--- begin ---

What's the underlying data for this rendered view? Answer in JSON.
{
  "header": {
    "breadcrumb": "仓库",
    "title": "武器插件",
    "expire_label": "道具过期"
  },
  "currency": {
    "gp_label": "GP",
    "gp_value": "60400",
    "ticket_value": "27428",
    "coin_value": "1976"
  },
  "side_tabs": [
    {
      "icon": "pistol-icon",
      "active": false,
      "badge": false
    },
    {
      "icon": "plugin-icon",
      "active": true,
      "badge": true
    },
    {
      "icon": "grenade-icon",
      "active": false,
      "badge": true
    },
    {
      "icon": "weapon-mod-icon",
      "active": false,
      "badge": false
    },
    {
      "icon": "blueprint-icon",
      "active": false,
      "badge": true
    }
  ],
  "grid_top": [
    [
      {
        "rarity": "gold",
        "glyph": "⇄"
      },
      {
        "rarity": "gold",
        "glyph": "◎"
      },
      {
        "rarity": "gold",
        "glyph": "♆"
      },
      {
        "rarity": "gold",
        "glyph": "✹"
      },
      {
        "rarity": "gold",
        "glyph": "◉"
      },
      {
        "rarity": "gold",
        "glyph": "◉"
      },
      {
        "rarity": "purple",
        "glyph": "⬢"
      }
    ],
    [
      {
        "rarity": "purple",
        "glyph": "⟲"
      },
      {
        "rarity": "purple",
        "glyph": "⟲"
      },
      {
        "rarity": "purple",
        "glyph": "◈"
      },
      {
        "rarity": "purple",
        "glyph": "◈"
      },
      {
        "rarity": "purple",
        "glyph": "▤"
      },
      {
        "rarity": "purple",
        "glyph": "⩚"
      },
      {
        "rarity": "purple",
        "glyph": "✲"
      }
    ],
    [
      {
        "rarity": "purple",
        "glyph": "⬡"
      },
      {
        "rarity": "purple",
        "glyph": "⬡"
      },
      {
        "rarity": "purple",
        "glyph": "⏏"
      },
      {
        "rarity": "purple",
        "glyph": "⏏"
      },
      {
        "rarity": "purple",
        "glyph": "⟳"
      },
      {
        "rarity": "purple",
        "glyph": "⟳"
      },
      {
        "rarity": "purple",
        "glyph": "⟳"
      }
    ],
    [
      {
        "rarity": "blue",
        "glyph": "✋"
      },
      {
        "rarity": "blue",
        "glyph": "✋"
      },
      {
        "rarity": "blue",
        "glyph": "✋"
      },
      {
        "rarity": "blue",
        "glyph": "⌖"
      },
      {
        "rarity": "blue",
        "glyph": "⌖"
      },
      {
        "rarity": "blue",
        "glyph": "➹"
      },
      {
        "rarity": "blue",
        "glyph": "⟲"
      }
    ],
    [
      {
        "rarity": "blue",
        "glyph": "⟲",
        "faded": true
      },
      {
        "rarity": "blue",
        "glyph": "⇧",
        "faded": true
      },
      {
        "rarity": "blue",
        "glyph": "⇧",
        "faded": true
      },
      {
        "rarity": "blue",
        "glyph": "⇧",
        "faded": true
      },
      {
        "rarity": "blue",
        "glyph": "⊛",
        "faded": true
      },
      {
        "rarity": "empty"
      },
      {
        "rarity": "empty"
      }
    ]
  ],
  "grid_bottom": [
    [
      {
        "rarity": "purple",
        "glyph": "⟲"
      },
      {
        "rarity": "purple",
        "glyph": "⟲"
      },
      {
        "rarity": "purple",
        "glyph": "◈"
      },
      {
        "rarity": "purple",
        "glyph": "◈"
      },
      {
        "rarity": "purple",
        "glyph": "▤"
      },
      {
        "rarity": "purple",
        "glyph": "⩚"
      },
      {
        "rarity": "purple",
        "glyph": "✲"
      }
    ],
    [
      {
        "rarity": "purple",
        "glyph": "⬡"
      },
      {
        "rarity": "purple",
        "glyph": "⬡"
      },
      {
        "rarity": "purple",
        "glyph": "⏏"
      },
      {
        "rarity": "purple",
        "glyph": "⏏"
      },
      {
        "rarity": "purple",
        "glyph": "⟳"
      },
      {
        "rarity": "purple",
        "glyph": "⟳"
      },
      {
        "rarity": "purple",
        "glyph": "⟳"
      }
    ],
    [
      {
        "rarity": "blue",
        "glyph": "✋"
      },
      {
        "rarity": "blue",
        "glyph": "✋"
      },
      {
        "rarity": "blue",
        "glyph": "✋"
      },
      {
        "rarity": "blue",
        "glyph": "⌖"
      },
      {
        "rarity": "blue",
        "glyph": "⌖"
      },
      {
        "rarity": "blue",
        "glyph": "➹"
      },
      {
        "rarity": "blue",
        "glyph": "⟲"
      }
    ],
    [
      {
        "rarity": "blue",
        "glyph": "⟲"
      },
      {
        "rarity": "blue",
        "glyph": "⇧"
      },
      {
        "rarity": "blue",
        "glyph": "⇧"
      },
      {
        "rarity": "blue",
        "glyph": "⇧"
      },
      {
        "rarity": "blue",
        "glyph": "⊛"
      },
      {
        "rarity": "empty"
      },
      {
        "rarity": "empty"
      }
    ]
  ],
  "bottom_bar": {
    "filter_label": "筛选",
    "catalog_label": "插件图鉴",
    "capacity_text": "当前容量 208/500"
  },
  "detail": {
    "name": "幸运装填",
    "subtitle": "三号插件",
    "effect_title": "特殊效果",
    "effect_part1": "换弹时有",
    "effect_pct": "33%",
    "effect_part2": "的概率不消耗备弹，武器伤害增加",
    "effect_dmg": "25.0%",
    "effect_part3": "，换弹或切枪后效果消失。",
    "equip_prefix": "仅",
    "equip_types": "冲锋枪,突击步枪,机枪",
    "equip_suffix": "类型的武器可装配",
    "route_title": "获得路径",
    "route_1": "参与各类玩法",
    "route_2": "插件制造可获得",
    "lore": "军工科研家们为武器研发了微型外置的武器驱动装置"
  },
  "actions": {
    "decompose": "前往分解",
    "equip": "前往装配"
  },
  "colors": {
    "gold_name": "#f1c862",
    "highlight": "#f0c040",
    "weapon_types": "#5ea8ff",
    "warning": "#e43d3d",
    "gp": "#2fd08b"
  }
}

--- end ---

• Stated task:
Extract, word for word, each line of the listing above.

• Result:
What's the underlying data for this rendered view? Answer in JSON.
{
  "header": {
    "breadcrumb": "仓库",
    "title": "武器插件",
    "expire_label": "道具过期"
  },
  "currency": {
    "gp_label": "GP",
    "gp_value": "60400",
    "ticket_value": "27428",
    "coin_value": "1976"
  },
  "side_tabs": [
    {
      "icon": "pistol-icon",
      "active": false,
      "badge": false
    },
    {
      "icon": "plugin-icon",
      "active": true,
      "badge": true
    },
    {
      "icon": "grenade-icon",
      "active": false,
      "badge": true
    },
    {
      "icon": "weapon-mod-icon",
      "active": false,
      "badge": false
    },
    {
      "icon": "blueprint-icon",
      "active": false,
      "badge": true
    }
  ],
  "grid_top": [
    [
      {
        "rarity": "gold",
        "glyph": "⇄"
      },
      {
        "rarity": "gold",
        "glyph": "◎"
      },
      {
        "rarity": "gold",
        "glyph": "♆"
      },
      {
        "rarity": "gold",
        "glyph": "✹"
      },
      {
        "rarity": "gold",
        "glyph": "◉"
      },
      {
        "rarity": "gold",
        "glyph": "◉"
      },
      {
        "rarity": "purple",
        "glyph": "⬢"
      }
    ],
    [
      {
        "rarity": "purple",
        "glyph": "⟲"
      },
      {
        "rarity": "purple",
        "glyph": "⟲"
      },
      {
        "rarity": "purple",
        "glyph": "◈"
      },
      {
        "rarity": "purple",
        "glyph": "◈"
      },
      {
        "rarity": "purple",
        "glyph": "▤"
      },
      {
        "rarity": "purple",
        "glyph": "⩚"
      },
      {
        "rarity": "purple",
        "glyph": "✲"
      }
    ],
    [
      {
        "rarity": "purple",
        "glyph": "⬡"
      },
      {
        "rarity": "purple",
        "glyph": "⬡"
      },
      {
        "rarity": "purple",
        "glyph": "⏏"
      },
      {
        "rarity": "purple",
        "glyph": "⏏"
      },
      {
        "rarity": "purple",
        "glyph": "⟳"
      },
      {
        "rarity": "purple",
        "glyph": "⟳"
      },
      {
        "rarity": "purple",
        "glyph": "⟳"
      }
    ],
    [
      {
        "rarity": "blue",
        "glyph": "✋"
      },
      {
        "rarity": "blue",
        "glyph": "✋"
      },
      {
        "rarity": "blue",
        "glyph": "✋"
      },
      {
        "rarity": "blue",
        "glyph": "⌖"
      },
      {
        "rarity": "blue",
        "glyph": "⌖"
      },
      {
        "rarity": "blue",
        "glyph": "➹"
      },
      {
        "rarity": "blue",
        "glyph": "⟲"
      }
    ],
    [
      {
        "rarity": "blue",
        "glyph": "⟲",
        "faded": true
      },
      {
        "rarity": "blue",
        "glyph": "⇧",
        "faded": true
      },
      {
        "rarity": "blue",
        "glyph": "⇧",
        "faded": true
      },
      {
        "rarity": "blue",
        "glyph": "⇧",
        "faded": true
      },
      {
        "rarity": "blue",
        "glyph": "⊛",
        "faded": true
      },
      {
        "rarity": "empty"
      },
      {
        "rarity": "empty"
      }
    ]
  ],
  "grid_bottom": [
    [
      {
        "rarity": "purple",
        "glyph": "⟲"
      },
      {
        "rarity": "purple",
        "glyph": "⟲"
      },
      {
        "rarity": "purple",
        "glyph": "◈"
      },
      {
        "rarity": "purple",
        "glyph": "◈"
      },
      {
        "rarity": "purple",
        "glyph": "▤"
      },
      {
        "rarity": "purple",
        "glyph": "⩚"
      },
      {
        "rarity": "purple",
        "glyph": "✲"
      }
    ],
    [
      {
        "rarity": "purple",
        "glyph": "⬡"
      },
      {
        "rarity": "purple",
        "glyph": "⬡"
      },
      {
        "rarity": "purple",
        "glyph": "⏏"
      },
      {
        "rarity": "purple",
        "glyph": "⏏"
      },
      {
        "rarity": "purple",
        "glyph": "⟳"
      },
      {
        "rarity": "purple",
        "glyph": "⟳"
      },
      {
        "rarity": "purple",
        "glyph": "⟳"
      }
    ],
    [
      {
        "rarity": "blue",
        "glyph": "✋"
      },
      {
        "rarity": "blue",
        "glyph": "✋"
      },
      {
        "rarity": "blue",
        "glyph": "✋"
      },
      {
        "rarity": "blue",
        "glyph": "⌖"
      },
      {
        "rarity": "blue",
        "glyph": "⌖"
      },
      {
        "rarity": "blue",
        "glyph": "➹"
      },
      {
        "rarity": "blue",
        "glyph": "⟲"
      }
    ],
    [
      {
        "rarity": "blue",
        "glyph": "⟲"
      },
      {
        "rarity": "blue",
        "glyph": "⇧"
      },
      {
        "rarity": "blue",
        "glyph": "⇧"
      },
      {
        "rarity": "blue",
        "glyph": "⇧"
      },
      {
        "rarity": "blue",
        "glyph": "⊛"
      },
      {
        "rarity": "empty"
      },
      {
        "rarity": "empty"
      }
    ]
  ],
  "bottom_bar": {
    "filter_label": "筛选",
    "catalog_label": "插件图鉴",
    "capacity_text": "当前容量 208/500"
  },
  "detail": {
    "name": "幸运装填",
    "subtitle": "三号插件",
    "effect_title": "特殊效果",
    "effect_part1": "换弹时有",
    "effect_pct": "33%",
    "effect_part2": "的概率不消耗备弹，武器伤害增加",
    "effect_dmg": "25.0%",
    "effect_part3": "，换弹或切枪后效果消失。",
    "equip_prefix": "仅",
    "equip_types": "冲锋枪,突击步枪,机枪",
    "equip_suffix": "类型的武器可装配",
    "route_title": "获得路径",
    "route_1": "参与各类玩法",
    "route_2": "插件制造可获得",
    "lore": "军工科研家们为武器研发了微型外置的武器驱动装置"
  },
  "actions": {
    "decompose": "前往分解",
    "equip": "前往装配"
  },
  "colors": {
    "gold_name": "#f1c862",
    "highlight": "#f0c040",
    "weapon_types": "#5ea8ff",
    "warning": "#e43d3d",
    "gp": "#2fd08b"
  }
}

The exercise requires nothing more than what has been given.